[Excerpt from a dataset]
begin

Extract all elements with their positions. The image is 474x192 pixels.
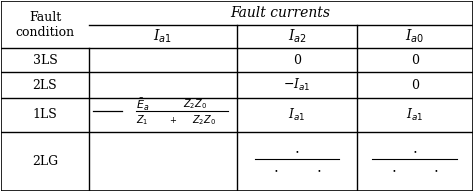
Text: $+$: $+$ <box>169 115 177 125</box>
Text: $\cdot$: $\cdot$ <box>391 162 396 177</box>
Text: 3LS: 3LS <box>33 54 57 67</box>
Text: $\cdot$: $\cdot$ <box>294 143 300 158</box>
Text: 1LS: 1LS <box>33 108 57 121</box>
Text: I$_{a2}$: I$_{a2}$ <box>288 28 307 45</box>
Text: 0: 0 <box>411 79 419 92</box>
Text: 2LS: 2LS <box>33 79 57 92</box>
Text: $Z_2 Z_0$: $Z_2 Z_0$ <box>183 98 207 111</box>
Text: $\cdot$: $\cdot$ <box>273 162 279 177</box>
Text: $Z_1$: $Z_1$ <box>136 113 148 127</box>
Text: I$_{a0}$: I$_{a0}$ <box>405 28 425 45</box>
Text: I$_{a1}$: I$_{a1}$ <box>288 107 306 123</box>
Text: Fault currents: Fault currents <box>230 6 330 20</box>
Text: I$_{a1}$: I$_{a1}$ <box>406 107 424 123</box>
Text: $-$I$_{a1}$: $-$I$_{a1}$ <box>283 77 311 93</box>
Text: $\cdot$: $\cdot$ <box>434 162 439 177</box>
Text: 0: 0 <box>293 54 301 67</box>
Text: $\cdot$: $\cdot$ <box>316 162 321 177</box>
Text: I$_{a1}$: I$_{a1}$ <box>153 28 173 45</box>
Text: $Z_2 Z_0$: $Z_2 Z_0$ <box>192 113 216 127</box>
Text: 0: 0 <box>411 54 419 67</box>
Text: $\cdot$: $\cdot$ <box>412 143 418 158</box>
Text: $\bar{E}_a$: $\bar{E}_a$ <box>136 97 149 113</box>
Text: Fault
condition: Fault condition <box>16 11 74 39</box>
Text: 2LG: 2LG <box>32 155 58 168</box>
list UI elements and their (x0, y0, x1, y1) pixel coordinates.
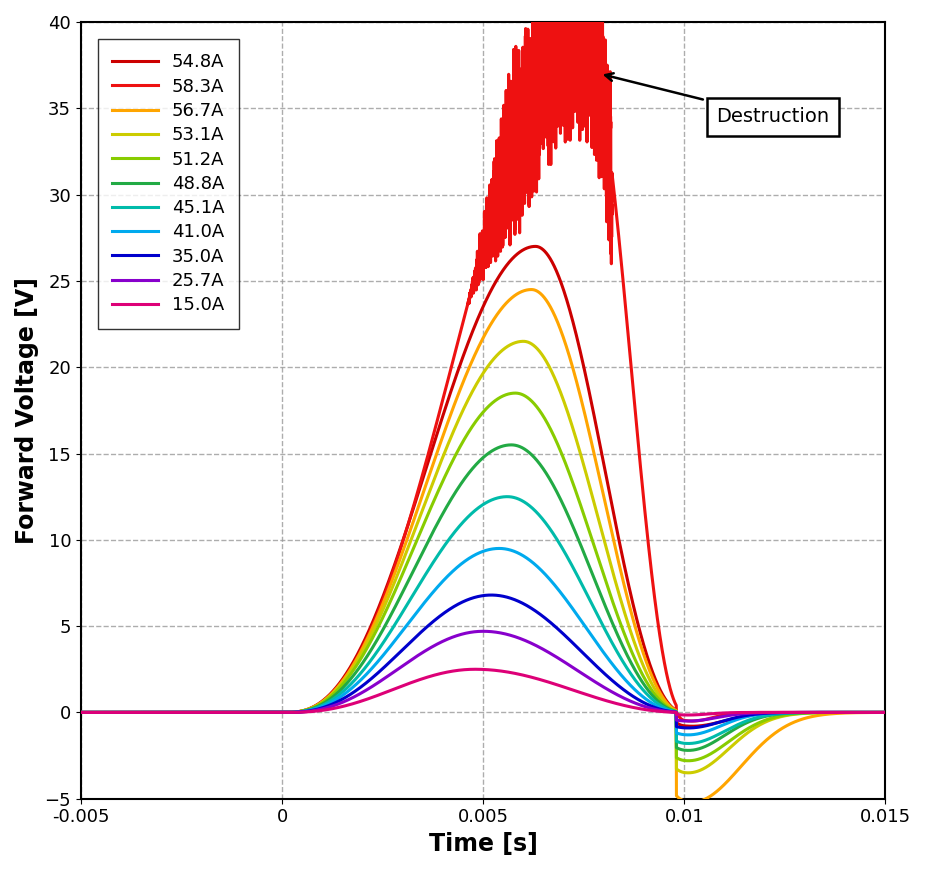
X-axis label: Time [s]: Time [s] (429, 832, 538, 856)
Legend: 54.8A, 58.3A, 56.7A, 53.1A, 51.2A, 48.8A, 45.1A, 41.0A, 35.0A, 25.7A, 15.0A: 54.8A, 58.3A, 56.7A, 53.1A, 51.2A, 48.8A… (98, 39, 239, 329)
Text: Destruction: Destruction (606, 73, 830, 126)
Y-axis label: Forward Voltage [V]: Forward Voltage [V] (15, 277, 39, 544)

end

- [WHAT YOU HAVE TO DO]:
Rewrite the lines of the records above as a numbered list, leaving out blank lines and the pictures.

- [SOLUTION TO THE PROBLEM]:
1. Extract all elements with their positions. The image is 474x192 pixels.
2. Text: $+$: $+$ <box>169 115 177 125</box>
3. Text: $\cdot$: $\cdot$ <box>391 162 396 177</box>
4. Text: 3LS: 3LS <box>33 54 57 67</box>
5. Text: $\cdot$: $\cdot$ <box>294 143 300 158</box>
6. Text: 1LS: 1LS <box>33 108 57 121</box>
7. Text: I$_{a2}$: I$_{a2}$ <box>288 28 307 45</box>
8. Text: 0: 0 <box>411 79 419 92</box>
9. Text: 2LS: 2LS <box>33 79 57 92</box>
10. Text: $Z_2 Z_0$: $Z_2 Z_0$ <box>183 98 207 111</box>
11. Text: $\cdot$: $\cdot$ <box>273 162 279 177</box>
12. Text: $Z_1$: $Z_1$ <box>136 113 148 127</box>
13. Text: I$_{a0}$: I$_{a0}$ <box>405 28 425 45</box>
14. Text: I$_{a1}$: I$_{a1}$ <box>288 107 306 123</box>
15. Text: Fault currents: Fault currents <box>230 6 330 20</box>
16. Text: I$_{a1}$: I$_{a1}$ <box>406 107 424 123</box>
17. Text: $-$I$_{a1}$: $-$I$_{a1}$ <box>283 77 311 93</box>
18. Text: $\cdot$: $\cdot$ <box>434 162 439 177</box>
19. Text: 0: 0 <box>293 54 301 67</box>
20. Text: $\cdot$: $\cdot$ <box>316 162 321 177</box>
21. Text: I$_{a1}$: I$_{a1}$ <box>153 28 173 45</box>
22. Text: $Z_2 Z_0$: $Z_2 Z_0$ <box>192 113 216 127</box>
23. Text: 0: 0 <box>411 54 419 67</box>
24. Text: $\cdot$: $\cdot$ <box>412 143 418 158</box>
25. Text: $\bar{E}_a$: $\bar{E}_a$ <box>136 97 149 113</box>
26. Text: Fault
27. condition: Fault condition <box>16 11 74 39</box>
28. Text: 2LG: 2LG <box>32 155 58 168</box>
29. list UI elements and their (x0, y0, x1, y1) pixel coordinates.
30. X-axis label: Time [s]: Time [s] (429, 832, 538, 856)
31. Legend: 54.8A, 58.3A, 56.7A, 53.1A, 51.2A, 48.8A, 45.1A, 41.0A, 35.0A, 25.7A, 15.0A: 54.8A, 58.3A, 56.7A, 53.1A, 51.2A, 48.8A… (98, 39, 239, 329)
32. Text: Destruction: Destruction (606, 73, 830, 126)
33. Y-axis label: Forward Voltage [V]: Forward Voltage [V] (15, 277, 39, 544)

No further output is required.